--- start ---

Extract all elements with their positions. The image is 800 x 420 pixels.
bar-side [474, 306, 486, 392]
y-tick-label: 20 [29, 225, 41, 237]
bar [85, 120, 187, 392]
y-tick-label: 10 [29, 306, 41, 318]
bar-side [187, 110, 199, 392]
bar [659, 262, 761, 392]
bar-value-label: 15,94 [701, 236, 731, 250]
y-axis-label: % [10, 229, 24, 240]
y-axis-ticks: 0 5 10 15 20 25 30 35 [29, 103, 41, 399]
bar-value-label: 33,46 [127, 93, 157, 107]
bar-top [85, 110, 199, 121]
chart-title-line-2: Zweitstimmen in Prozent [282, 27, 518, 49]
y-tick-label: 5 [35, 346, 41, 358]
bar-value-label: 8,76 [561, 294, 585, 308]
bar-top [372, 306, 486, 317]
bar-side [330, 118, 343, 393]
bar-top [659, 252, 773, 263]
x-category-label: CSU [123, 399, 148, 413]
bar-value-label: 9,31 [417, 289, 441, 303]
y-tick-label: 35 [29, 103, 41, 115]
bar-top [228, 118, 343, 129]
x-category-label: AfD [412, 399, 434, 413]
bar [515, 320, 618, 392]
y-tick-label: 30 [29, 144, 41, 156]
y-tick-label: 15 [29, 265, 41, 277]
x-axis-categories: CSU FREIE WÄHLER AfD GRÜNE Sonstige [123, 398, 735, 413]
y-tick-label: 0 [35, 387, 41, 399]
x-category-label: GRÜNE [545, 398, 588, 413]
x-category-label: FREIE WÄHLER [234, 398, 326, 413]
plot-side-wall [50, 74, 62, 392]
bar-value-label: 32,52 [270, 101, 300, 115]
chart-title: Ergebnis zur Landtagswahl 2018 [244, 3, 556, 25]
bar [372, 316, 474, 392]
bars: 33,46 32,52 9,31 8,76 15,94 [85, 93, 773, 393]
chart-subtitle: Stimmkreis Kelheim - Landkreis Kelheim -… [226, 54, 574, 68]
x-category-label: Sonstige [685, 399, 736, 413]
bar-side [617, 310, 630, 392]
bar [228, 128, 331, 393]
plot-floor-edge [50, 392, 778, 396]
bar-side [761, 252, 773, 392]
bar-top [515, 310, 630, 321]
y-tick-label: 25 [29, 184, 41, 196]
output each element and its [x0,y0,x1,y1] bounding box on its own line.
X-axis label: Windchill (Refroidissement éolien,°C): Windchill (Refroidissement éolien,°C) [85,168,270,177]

--- end ---

* **YOUR TASK**: Render every line of the material above as a JSON list of strings, one string per line, leaving out any blank lines.

* **TASK SOLUTION**:
[
  "Extract all elements with their positions. The image is 800 x 420 pixels.",
  "bar-side [474, 306, 486, 392]",
  "y-tick-label: 20 [29, 225, 41, 237]",
  "bar [85, 120, 187, 392]",
  "y-tick-label: 10 [29, 306, 41, 318]",
  "bar-side [187, 110, 199, 392]",
  "bar [659, 262, 761, 392]",
  "bar-value-label: 15,94 [701, 236, 731, 250]",
  "y-axis-label: % [10, 229, 24, 240]",
  "y-axis-ticks: 0 5 10 15 20 25 30 35 [29, 103, 41, 399]",
  "bar-value-label: 33,46 [127, 93, 157, 107]",
  "bar-top [85, 110, 199, 121]",
  "chart-title-line-2: Zweitstimmen in Prozent [282, 27, 518, 49]",
  "y-tick-label: 5 [35, 346, 41, 358]",
  "bar-value-label: 8,76 [561, 294, 585, 308]",
  "bar-top [372, 306, 486, 317]",
  "bar-side [330, 118, 343, 393]",
  "bar-top [659, 252, 773, 263]",
  "x-category-label: CSU [123, 399, 148, 413]",
  "bar-value-label: 9,31 [417, 289, 441, 303]",
  "y-tick-label: 35 [29, 103, 41, 115]",
  "bar-top [228, 118, 343, 129]",
  "x-category-label: AfD [412, 399, 434, 413]",
  "bar [515, 320, 618, 392]",
  "y-tick-label: 30 [29, 144, 41, 156]",
  "y-tick-label: 15 [29, 265, 41, 277]",
  "x-axis-categories: CSU FREIE WÄHLER AfD GRÜNE Sonstige [123, 398, 735, 413]",
  "y-tick-label: 0 [35, 387, 41, 399]",
  "x-category-label: GRÜNE [545, 398, 588, 413]",
  "x-category-label: FREIE WÄHLER [234, 398, 326, 413]",
  "plot-side-wall [50, 74, 62, 392]",
  "bar-value-label: 32,52 [270, 101, 300, 115]",
  "chart-title: Ergebnis zur Landtagswahl 2018 [244, 3, 556, 25]",
  "bar [372, 316, 474, 392]",
  "bars: 33,46 32,52 9,31 8,76 15,94 [85, 93, 773, 393]",
  "chart-subtitle: Stimmkreis Kelheim - Landkreis Kelheim -… [226, 54, 574, 68]",
  "x-category-label: Sonstige [685, 399, 736, 413]",
  "bar-side [617, 310, 630, 392]",
  "bar [228, 128, 331, 393]",
  "plot-floor-edge [50, 392, 778, 396]",
  "bar-side [761, 252, 773, 392]",
  "bar-top [515, 310, 630, 321]",
  "y-tick-label: 25 [29, 184, 41, 196]",
  "output each element and its [x0,y0,x1,y1] bounding box on its own line.",
  "X-axis label: Windchill (Refroidissement éolien,°C): Windchill (Refroidissement éolien,°C) [85,168,270,177]"
]